A run of records:
====

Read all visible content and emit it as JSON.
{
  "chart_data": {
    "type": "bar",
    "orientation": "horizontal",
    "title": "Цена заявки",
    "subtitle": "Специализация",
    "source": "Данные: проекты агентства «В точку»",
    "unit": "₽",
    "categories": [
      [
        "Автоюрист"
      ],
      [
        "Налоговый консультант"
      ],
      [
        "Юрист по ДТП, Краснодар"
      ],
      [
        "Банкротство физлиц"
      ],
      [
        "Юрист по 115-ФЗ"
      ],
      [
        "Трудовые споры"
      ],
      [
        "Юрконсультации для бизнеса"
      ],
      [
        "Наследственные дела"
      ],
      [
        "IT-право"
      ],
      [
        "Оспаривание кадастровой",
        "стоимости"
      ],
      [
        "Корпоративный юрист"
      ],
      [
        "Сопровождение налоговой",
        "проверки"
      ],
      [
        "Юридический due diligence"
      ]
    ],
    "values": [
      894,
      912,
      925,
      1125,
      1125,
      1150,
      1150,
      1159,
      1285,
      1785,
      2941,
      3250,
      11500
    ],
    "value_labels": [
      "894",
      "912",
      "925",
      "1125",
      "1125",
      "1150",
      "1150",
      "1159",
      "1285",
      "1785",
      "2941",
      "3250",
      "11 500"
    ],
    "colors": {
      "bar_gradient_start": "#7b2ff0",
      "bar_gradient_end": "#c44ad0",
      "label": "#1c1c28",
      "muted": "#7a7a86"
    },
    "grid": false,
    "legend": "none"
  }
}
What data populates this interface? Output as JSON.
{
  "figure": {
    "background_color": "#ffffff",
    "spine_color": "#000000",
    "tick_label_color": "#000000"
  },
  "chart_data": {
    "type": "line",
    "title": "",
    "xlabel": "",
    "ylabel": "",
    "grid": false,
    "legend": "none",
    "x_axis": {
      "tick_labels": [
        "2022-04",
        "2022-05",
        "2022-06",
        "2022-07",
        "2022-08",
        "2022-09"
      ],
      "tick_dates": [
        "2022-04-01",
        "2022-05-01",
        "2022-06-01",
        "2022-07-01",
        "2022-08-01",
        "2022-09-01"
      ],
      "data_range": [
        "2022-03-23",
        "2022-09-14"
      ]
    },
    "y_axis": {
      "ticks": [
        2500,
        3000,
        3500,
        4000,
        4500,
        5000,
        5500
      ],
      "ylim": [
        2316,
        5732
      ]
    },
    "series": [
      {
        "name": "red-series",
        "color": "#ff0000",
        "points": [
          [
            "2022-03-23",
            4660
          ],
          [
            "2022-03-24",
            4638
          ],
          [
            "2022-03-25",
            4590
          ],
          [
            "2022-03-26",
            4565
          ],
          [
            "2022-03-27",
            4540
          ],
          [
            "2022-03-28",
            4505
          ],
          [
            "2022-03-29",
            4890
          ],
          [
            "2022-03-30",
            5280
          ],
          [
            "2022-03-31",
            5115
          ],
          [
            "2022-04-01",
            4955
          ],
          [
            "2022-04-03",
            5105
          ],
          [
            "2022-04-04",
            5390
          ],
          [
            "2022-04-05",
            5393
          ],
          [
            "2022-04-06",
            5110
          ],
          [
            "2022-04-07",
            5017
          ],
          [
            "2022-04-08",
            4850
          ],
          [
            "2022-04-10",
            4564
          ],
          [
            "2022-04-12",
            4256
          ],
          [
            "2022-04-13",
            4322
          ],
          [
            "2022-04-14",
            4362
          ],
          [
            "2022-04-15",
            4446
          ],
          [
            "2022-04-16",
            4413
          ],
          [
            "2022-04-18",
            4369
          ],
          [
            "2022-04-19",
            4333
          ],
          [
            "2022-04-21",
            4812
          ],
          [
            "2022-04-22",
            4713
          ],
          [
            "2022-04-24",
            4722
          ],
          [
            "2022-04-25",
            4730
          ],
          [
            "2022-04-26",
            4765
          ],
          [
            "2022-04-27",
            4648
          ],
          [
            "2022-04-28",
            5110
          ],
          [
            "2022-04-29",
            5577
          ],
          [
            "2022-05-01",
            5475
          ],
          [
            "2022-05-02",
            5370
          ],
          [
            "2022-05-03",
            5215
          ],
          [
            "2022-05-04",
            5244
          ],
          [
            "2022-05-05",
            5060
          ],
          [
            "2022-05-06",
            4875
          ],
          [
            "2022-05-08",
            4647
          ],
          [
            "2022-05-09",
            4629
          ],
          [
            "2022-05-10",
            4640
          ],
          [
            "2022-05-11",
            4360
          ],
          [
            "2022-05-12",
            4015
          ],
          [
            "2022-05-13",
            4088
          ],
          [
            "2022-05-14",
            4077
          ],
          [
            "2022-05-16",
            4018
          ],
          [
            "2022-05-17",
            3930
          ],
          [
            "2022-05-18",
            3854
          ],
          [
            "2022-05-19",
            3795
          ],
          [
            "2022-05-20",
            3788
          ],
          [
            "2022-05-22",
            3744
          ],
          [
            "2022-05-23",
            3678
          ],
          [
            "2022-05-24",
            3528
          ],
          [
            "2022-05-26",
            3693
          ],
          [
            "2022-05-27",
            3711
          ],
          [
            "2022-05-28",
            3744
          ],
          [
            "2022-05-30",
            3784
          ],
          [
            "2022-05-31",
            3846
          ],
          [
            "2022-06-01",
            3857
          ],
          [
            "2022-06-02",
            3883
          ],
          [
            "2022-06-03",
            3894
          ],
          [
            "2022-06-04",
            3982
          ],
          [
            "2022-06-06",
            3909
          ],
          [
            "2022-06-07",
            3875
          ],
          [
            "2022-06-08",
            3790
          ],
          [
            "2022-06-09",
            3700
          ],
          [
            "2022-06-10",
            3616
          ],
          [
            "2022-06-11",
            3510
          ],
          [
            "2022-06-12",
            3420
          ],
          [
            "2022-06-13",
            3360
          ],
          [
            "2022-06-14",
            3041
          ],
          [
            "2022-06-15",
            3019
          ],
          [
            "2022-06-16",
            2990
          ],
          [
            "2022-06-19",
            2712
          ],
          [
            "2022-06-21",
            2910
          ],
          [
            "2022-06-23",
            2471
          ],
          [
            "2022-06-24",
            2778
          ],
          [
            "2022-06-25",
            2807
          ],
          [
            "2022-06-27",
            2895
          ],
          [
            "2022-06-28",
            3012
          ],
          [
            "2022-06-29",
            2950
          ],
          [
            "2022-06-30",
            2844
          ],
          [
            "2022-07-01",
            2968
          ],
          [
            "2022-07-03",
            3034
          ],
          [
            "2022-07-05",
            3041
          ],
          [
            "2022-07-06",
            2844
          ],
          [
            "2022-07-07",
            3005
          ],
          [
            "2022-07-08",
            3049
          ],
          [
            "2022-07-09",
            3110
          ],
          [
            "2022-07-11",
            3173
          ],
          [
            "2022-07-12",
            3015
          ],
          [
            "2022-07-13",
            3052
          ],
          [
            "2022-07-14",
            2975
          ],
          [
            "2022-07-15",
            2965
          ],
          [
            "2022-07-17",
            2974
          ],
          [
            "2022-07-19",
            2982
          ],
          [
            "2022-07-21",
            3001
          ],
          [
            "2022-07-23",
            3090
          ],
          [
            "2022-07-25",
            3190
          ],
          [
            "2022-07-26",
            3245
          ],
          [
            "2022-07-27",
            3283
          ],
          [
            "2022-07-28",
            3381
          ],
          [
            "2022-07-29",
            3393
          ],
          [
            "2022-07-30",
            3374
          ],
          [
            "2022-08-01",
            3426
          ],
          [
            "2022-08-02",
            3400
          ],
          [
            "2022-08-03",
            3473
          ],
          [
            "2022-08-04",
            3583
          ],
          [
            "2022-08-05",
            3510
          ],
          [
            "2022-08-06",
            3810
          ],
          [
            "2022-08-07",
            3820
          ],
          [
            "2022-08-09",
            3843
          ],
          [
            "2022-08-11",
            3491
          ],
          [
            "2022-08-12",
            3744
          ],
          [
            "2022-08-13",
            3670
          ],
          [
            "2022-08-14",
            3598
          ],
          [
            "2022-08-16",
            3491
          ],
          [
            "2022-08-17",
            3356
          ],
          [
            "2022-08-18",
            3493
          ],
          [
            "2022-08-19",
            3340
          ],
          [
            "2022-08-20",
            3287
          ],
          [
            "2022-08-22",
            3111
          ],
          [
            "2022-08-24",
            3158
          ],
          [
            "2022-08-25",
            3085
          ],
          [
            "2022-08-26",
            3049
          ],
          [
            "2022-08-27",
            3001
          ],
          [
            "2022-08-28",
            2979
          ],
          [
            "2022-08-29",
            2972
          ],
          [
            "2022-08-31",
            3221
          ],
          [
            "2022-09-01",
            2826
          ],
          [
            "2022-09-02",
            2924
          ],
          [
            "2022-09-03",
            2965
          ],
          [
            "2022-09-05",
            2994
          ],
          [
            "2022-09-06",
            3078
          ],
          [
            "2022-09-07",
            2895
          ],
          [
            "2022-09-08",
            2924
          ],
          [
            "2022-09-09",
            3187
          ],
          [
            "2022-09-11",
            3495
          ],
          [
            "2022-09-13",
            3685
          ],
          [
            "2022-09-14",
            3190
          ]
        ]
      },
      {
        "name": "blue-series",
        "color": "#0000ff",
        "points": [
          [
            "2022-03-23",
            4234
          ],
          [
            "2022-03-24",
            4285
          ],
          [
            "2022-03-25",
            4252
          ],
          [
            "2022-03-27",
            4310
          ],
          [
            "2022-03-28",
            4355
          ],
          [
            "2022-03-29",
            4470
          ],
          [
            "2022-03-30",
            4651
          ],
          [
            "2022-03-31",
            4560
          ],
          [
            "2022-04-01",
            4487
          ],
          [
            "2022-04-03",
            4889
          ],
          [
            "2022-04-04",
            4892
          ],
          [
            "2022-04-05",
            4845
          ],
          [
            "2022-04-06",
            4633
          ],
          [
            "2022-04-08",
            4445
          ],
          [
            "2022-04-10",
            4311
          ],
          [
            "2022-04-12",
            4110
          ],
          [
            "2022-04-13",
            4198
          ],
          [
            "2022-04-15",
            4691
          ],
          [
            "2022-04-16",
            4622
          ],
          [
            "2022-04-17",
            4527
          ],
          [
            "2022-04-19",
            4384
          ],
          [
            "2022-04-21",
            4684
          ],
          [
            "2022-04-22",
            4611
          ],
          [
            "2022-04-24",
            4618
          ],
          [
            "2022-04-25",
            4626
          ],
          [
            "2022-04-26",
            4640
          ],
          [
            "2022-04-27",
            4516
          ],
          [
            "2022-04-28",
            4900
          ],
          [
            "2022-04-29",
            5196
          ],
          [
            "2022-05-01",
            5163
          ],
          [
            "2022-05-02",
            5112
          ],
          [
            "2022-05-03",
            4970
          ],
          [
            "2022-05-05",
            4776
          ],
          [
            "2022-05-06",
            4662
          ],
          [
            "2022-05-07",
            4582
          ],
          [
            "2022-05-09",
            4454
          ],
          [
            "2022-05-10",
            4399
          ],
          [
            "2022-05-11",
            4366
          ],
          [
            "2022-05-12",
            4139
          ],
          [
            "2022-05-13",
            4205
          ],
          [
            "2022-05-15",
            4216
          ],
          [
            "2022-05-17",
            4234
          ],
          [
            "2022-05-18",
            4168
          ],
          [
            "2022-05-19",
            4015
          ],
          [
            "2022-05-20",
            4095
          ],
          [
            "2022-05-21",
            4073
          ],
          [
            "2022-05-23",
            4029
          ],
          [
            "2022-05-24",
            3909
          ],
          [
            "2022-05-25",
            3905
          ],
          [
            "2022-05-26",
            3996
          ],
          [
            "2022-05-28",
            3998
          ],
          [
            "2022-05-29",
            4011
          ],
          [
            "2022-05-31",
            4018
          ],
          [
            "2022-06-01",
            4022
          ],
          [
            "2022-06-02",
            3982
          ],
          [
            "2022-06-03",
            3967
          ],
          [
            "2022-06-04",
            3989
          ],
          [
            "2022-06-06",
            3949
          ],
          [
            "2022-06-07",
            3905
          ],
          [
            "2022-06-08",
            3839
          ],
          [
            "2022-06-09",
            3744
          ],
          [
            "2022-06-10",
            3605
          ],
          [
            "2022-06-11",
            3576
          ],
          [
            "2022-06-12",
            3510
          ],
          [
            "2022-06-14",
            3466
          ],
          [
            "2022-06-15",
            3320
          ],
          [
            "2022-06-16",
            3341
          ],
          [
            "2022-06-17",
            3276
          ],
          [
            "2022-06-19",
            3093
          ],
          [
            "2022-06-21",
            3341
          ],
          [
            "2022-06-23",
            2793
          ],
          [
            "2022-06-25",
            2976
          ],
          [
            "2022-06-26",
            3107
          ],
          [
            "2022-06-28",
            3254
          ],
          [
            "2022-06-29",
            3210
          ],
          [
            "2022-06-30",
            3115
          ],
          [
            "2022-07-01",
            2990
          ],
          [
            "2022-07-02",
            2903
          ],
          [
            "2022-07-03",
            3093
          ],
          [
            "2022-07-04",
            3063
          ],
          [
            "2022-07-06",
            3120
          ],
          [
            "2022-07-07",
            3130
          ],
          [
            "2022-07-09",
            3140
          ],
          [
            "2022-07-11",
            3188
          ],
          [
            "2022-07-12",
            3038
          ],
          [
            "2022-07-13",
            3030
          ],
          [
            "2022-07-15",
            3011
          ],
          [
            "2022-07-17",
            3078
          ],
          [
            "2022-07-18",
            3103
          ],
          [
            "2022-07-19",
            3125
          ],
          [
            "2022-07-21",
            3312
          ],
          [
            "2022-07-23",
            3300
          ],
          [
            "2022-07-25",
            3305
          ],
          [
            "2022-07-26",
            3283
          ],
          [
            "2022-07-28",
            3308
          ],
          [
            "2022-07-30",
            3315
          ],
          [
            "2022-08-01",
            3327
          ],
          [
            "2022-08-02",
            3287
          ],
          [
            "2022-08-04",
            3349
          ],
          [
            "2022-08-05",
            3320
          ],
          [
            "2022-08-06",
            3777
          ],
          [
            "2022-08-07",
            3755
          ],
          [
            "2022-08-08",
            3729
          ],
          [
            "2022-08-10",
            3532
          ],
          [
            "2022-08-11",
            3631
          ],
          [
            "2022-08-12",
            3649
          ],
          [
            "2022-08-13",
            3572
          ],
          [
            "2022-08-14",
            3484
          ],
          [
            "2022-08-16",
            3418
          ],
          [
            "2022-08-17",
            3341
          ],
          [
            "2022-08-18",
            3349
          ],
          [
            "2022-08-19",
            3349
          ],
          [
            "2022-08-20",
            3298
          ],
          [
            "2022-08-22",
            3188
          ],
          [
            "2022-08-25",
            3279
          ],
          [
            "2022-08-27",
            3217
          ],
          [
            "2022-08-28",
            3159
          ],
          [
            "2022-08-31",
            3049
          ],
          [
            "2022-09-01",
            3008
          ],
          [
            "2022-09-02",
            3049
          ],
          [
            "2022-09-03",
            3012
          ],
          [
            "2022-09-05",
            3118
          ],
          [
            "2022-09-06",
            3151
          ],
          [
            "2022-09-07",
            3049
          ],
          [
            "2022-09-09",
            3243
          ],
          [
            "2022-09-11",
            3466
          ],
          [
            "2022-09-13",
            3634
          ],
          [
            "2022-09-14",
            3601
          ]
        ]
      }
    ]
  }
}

====

__The request__
Show every line above in which the word "JSON" occurs.

__Response to this exercise__
Read all visible content and emit it as JSON.
What data populates this interface? Output as JSON.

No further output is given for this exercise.